EXERCISE REQUIREMENTS: Gather, from the data below, each line in which the word "kind" occurs.

#### DATASET ENTRIES ####

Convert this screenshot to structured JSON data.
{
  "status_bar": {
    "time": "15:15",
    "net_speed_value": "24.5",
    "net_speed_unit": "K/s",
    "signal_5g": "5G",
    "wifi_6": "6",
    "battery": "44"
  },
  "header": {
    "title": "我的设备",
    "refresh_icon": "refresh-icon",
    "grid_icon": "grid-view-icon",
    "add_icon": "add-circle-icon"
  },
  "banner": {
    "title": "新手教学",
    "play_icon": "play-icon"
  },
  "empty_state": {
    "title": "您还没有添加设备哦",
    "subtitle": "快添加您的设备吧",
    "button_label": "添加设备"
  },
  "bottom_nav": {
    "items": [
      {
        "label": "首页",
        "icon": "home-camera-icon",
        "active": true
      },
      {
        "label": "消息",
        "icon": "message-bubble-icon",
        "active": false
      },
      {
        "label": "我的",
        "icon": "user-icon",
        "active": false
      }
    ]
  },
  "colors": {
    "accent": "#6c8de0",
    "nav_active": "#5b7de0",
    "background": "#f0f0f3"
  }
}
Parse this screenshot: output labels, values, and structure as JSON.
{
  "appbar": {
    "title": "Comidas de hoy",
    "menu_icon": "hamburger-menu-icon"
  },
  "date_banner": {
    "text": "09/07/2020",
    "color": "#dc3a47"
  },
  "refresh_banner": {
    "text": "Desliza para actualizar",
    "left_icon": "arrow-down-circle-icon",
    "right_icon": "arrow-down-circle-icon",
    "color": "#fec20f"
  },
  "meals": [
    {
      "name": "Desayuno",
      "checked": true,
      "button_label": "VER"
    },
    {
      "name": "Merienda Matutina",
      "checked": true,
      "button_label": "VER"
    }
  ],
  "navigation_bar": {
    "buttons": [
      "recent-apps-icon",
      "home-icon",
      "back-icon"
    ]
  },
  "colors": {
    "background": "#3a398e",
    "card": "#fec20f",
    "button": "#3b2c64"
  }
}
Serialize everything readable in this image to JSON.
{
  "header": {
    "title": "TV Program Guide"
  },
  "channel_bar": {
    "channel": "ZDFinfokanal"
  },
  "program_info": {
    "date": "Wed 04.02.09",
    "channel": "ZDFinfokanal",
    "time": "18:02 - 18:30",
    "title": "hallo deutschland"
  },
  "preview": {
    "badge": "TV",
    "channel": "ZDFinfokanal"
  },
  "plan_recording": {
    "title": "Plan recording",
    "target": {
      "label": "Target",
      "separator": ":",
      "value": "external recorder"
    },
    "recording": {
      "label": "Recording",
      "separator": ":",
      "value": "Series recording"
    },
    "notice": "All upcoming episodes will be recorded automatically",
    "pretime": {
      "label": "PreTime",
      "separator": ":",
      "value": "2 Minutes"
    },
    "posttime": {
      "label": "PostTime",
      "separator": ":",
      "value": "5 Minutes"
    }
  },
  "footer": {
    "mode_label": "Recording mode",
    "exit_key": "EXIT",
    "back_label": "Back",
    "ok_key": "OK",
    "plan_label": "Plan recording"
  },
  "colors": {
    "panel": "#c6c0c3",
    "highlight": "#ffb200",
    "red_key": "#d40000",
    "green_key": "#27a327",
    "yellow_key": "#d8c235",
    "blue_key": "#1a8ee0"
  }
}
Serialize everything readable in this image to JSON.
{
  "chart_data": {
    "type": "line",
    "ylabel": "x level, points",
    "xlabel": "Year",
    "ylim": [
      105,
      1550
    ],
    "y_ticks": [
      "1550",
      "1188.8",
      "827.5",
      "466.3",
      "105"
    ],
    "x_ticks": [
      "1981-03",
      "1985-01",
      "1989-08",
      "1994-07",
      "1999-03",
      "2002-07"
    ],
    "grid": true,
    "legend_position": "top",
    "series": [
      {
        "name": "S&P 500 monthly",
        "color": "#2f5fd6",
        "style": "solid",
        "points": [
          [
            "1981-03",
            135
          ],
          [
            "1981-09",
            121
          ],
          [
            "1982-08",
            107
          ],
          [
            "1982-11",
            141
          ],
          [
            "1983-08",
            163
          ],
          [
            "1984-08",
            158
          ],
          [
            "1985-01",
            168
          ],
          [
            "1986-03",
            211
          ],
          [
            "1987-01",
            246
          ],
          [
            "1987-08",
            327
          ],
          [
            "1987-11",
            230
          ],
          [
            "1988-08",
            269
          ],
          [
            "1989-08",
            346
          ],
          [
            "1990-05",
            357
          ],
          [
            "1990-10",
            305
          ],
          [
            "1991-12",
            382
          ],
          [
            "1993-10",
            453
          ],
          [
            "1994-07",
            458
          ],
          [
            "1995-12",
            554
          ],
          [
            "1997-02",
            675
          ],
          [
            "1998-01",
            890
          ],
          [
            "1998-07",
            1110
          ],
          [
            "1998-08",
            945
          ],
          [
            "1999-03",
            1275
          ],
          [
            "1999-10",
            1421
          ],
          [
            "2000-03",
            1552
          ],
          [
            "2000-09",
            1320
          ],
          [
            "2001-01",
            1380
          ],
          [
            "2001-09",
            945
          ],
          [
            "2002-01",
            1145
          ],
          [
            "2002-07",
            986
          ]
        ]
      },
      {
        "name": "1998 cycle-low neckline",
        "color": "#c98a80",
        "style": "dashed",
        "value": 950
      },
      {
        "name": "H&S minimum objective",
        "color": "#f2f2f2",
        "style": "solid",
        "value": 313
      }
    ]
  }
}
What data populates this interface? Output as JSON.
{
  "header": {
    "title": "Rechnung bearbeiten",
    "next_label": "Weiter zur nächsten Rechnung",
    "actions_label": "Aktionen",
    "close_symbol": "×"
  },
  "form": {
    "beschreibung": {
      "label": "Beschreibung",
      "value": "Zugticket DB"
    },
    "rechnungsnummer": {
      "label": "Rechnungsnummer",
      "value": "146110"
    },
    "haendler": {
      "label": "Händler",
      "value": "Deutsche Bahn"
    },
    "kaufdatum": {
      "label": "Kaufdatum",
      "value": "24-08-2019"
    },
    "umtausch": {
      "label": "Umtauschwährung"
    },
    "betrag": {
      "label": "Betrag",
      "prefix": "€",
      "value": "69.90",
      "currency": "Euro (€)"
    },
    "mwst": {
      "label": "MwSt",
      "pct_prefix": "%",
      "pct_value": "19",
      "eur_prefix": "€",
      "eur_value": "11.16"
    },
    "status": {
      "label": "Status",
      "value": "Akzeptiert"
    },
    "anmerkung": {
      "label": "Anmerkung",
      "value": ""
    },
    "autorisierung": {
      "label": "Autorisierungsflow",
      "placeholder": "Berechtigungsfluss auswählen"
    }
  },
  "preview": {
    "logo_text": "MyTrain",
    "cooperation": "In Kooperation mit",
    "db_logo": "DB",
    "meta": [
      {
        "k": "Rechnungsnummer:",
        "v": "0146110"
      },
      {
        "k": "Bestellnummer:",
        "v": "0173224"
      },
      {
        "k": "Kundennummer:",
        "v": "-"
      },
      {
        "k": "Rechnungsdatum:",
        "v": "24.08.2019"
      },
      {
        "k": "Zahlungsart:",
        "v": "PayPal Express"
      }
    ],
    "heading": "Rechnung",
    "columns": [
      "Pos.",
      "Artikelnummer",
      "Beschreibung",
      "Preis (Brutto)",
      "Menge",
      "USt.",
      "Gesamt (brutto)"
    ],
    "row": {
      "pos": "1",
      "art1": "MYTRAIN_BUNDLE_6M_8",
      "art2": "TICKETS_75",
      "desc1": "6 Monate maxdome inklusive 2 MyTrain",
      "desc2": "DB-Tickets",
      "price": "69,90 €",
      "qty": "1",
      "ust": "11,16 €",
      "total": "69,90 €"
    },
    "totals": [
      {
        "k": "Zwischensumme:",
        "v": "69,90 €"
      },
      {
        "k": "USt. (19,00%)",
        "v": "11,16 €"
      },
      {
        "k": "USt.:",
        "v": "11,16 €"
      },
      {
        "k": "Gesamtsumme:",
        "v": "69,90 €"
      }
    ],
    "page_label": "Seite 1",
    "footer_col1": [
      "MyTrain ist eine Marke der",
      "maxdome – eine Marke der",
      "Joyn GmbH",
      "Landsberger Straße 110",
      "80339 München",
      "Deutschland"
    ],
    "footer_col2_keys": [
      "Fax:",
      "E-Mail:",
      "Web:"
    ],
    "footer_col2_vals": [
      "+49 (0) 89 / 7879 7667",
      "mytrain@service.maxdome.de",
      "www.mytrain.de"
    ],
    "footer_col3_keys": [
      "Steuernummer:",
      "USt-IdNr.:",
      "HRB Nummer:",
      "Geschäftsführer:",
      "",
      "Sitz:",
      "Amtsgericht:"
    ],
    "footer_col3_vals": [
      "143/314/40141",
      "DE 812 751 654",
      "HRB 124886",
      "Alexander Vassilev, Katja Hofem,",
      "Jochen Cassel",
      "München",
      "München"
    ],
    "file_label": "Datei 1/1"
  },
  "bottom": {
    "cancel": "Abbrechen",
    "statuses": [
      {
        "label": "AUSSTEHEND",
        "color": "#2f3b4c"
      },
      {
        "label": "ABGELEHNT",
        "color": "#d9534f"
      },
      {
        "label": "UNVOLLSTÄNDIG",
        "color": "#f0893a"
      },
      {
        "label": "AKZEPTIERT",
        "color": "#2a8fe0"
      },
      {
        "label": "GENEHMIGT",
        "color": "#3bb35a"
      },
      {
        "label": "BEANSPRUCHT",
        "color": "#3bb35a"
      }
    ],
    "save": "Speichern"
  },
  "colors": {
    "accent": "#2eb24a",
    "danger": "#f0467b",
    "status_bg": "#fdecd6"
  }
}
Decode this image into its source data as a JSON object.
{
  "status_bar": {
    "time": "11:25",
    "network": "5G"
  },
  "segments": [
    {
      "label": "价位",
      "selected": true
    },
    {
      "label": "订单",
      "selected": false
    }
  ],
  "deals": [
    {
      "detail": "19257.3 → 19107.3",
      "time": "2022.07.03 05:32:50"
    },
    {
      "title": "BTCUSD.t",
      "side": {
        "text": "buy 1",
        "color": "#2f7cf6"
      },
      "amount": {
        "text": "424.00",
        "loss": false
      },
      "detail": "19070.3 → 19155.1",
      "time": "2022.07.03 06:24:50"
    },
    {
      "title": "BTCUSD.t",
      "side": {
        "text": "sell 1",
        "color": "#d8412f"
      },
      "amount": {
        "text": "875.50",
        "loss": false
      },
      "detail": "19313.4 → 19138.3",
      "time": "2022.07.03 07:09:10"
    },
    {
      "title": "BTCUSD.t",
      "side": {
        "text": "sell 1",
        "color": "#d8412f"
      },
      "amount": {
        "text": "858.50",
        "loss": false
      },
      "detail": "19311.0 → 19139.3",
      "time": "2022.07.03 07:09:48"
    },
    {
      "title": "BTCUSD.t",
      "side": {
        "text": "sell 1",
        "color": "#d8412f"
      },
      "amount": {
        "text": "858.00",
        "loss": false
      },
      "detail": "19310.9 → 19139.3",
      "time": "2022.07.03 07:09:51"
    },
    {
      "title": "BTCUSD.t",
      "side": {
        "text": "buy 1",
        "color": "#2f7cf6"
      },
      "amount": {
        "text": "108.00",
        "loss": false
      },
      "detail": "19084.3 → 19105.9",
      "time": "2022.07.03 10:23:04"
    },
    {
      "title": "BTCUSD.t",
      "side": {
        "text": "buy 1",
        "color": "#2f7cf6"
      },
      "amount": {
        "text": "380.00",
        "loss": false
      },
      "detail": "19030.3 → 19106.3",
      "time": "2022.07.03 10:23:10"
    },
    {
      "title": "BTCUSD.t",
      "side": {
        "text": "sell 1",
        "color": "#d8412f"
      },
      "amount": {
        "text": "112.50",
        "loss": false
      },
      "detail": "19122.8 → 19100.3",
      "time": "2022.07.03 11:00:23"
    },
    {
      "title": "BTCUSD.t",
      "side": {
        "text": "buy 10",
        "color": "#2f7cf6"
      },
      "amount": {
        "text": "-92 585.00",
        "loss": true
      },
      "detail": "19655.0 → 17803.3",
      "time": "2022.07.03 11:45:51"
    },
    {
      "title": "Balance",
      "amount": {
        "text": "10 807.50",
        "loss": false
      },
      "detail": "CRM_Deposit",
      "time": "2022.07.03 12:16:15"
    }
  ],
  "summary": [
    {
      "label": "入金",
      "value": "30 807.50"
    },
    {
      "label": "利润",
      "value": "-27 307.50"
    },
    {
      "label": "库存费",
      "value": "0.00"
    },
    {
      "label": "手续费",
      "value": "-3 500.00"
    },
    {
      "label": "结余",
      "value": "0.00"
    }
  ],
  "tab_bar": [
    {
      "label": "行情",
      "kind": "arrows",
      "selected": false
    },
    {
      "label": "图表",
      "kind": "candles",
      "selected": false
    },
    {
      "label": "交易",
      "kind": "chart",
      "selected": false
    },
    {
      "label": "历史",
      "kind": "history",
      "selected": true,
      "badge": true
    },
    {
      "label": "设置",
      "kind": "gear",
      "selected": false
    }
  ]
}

####

THE RESPONSE:
      "kind": "arrows",
      "kind": "candles",
      "kind": "chart",
      "kind": "history",
      "kind": "gear",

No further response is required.